Written problem -> Resume the mailing-list thread below about using Cygwin grep in Emacs to search for Unicode characters, continuing from its last line.

───── Passage

* `grep' command on MS Windows with Cygwin, looking for text with Unicode chars
@ 2018-06-13 18:23 Drew Adams
2018-06-13 18:40 ` Óscar Fuentes
2018-06-13 19:08 ` Eli Zaretskii
0 siblings, 2 replies; 15+ messages in thread
From: Drew Adams @ 2018-06-13 18:23 UTC (permalink / raw)
To: help-gnu-emacs@gnu.org List
Is there a simple way to use `M-x grep' (e.g., giving it
some switches or escape chars or replacing them with hex
escapes or...) to search for some text that includes
non-ASCII Unicode chars?
[I'm using (an old) Cygwin `grep'. Dunno whether that
matters.]
I tried to look for "'%s'" (curly-quote) in the Emacs
source code.
E.g., in `info.el' we now have this:
(format "Index for '%s'" string) instead of this:
(format "Index for `%s'" string)
I wanted to see if this kind of change was spread to
other files.
I tried things like "\\x2018%s\\x2019", with no luck.
Is there a simple approach that uses only `M-x grep'
and not, say, piping the result of iconv to grep?
I ended up doing the search using Icicles, but I'd
like to be able to do such a search also using
just `grep' (or `rgrep' etc.).
^ permalink raw reply [flat|nested] 15+ messages in thread
* Re: `grep' command on MS Windows with Cygwin, looking for text with Unicode chars
2018-06-13 18:23 `grep' command on MS Windows with Cygwin, looking for text with Unicode chars Drew Adams
@ 2018-06-13 18:40 ` Óscar Fuentes
2018-06-13 19:09 ` Drew Adams
2018-06-13 19:16 ` Noam Postavsky
2018-06-13 19:08 ` Eli Zaretskii
1 sibling, 2 replies; 15+ messages in thread
From: Óscar Fuentes @ 2018-06-13 18:40 UTC (permalink / raw)
To: help-gnu-emacs
Drew Adams <drew.adams@oracle.com> writes:
> Is there a simple way to use `M-x grep' (e.g., giving it
> some switches or escape chars or replacing them with hex
> escapes or...) to search for some text that includes
> non-ASCII Unicode chars?

──────────
───── Dataset section

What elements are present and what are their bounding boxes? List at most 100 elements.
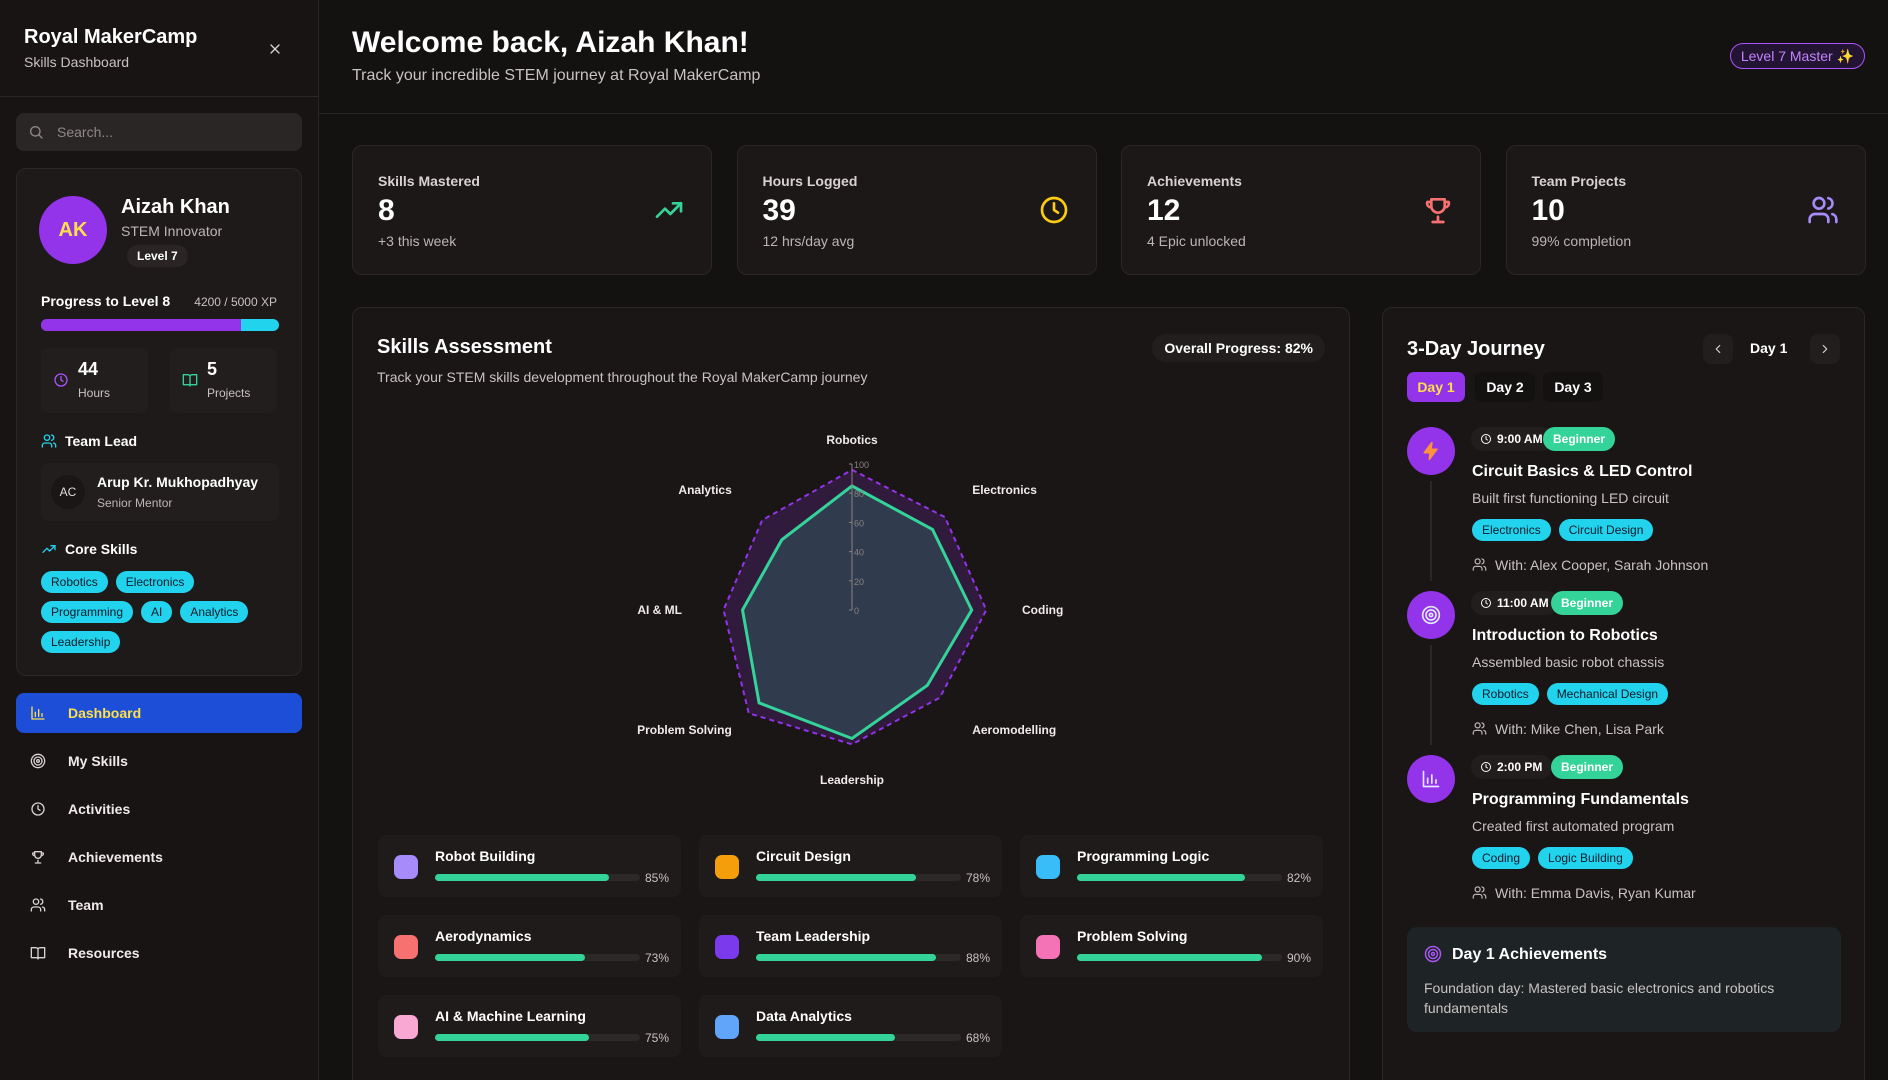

──────────

Response below ->
>
> [I'm using (an old) Cygwin `grep'. Dunno whether that
> matters.]
>
> I tried to look for "'%s'" (curly-quote) in the Emacs
> source code.
>
> E.g., in `info.el' we now have this:
> (format "Index for '%s'" string) instead of this:
> (format "Index for `%s'" string)
>
> I wanted to see if this kind of change was spread to
> other files.
>
> I tried things like "\\x2018%s\\x2019", with no luck.
> Is there a simple approach that uses only `M-x grep'
> and not, say, piping the result of iconv to grep?
>
> I ended up doing the search using Icicles, but I'd
> like to be able to do such a search also using
> just `grep' (or `rgrep' etc.).
If there is a method, I'll like to know as well. This is the main reason
why I don't use Unicode in my source files.
(I investigated the matter the last year, on this ml and on the
Internet. My conclusion was negative, at least for UTF-8).
^ permalink raw reply [flat|nested] 15+ messages in thread
* RE: `grep' command on MS Windows with Cygwin, looking for text with Unicode chars
2018-06-13 18:40 ` Óscar Fuentes
@ 2018-06-13 19:09 ` Drew Adams
2018-06-13 19:16 ` Noam Postavsky
1 sibling, 0 replies; 15+ messages in thread
From: Drew Adams @ 2018-06-13 19:09 UTC (permalink / raw)
To: Óscar Fuentes, help-gnu-emacs
> If there is a method, I'll like to know as well. This is the main reason
> why I don't use Unicode in my source files.
>
> (I investigated the matter the last year, on this ml and on the
> Internet. My conclusion was negative, at least for UTF-8).
Thanks, Oscar. I searched a bit too.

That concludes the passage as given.